Data records:
######
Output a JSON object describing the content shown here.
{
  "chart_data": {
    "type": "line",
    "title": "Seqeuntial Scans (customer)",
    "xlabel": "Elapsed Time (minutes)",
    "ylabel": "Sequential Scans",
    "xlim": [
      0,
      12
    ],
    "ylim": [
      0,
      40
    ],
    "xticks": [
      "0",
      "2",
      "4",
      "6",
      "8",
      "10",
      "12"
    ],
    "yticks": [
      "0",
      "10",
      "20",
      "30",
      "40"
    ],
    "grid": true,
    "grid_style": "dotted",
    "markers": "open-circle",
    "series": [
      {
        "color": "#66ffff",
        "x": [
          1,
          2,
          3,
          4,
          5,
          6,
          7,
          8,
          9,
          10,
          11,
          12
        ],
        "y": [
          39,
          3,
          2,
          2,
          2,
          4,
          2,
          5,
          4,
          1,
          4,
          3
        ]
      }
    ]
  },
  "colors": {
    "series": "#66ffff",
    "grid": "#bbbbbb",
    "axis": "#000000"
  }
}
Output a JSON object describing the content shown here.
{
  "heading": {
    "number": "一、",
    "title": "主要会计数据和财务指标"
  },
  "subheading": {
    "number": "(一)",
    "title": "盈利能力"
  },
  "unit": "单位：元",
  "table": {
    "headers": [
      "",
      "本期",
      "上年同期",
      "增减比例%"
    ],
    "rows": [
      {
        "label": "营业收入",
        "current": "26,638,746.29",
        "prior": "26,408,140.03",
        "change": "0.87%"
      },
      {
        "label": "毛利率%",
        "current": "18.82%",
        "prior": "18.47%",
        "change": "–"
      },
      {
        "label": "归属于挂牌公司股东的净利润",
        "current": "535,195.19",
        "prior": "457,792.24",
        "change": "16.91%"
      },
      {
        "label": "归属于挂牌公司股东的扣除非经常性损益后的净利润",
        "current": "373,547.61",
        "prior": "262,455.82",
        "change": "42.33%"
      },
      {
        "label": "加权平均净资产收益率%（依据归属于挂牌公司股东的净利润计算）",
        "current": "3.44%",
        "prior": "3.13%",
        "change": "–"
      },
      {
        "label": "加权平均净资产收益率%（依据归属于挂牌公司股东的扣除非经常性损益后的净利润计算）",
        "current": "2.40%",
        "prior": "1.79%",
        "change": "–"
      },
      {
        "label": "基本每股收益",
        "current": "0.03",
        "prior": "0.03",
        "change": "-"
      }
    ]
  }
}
######
**Exercise brief:**
What is the number of lines in the data holding the word "Scans"? Reply with that number only.

**Full output:**
2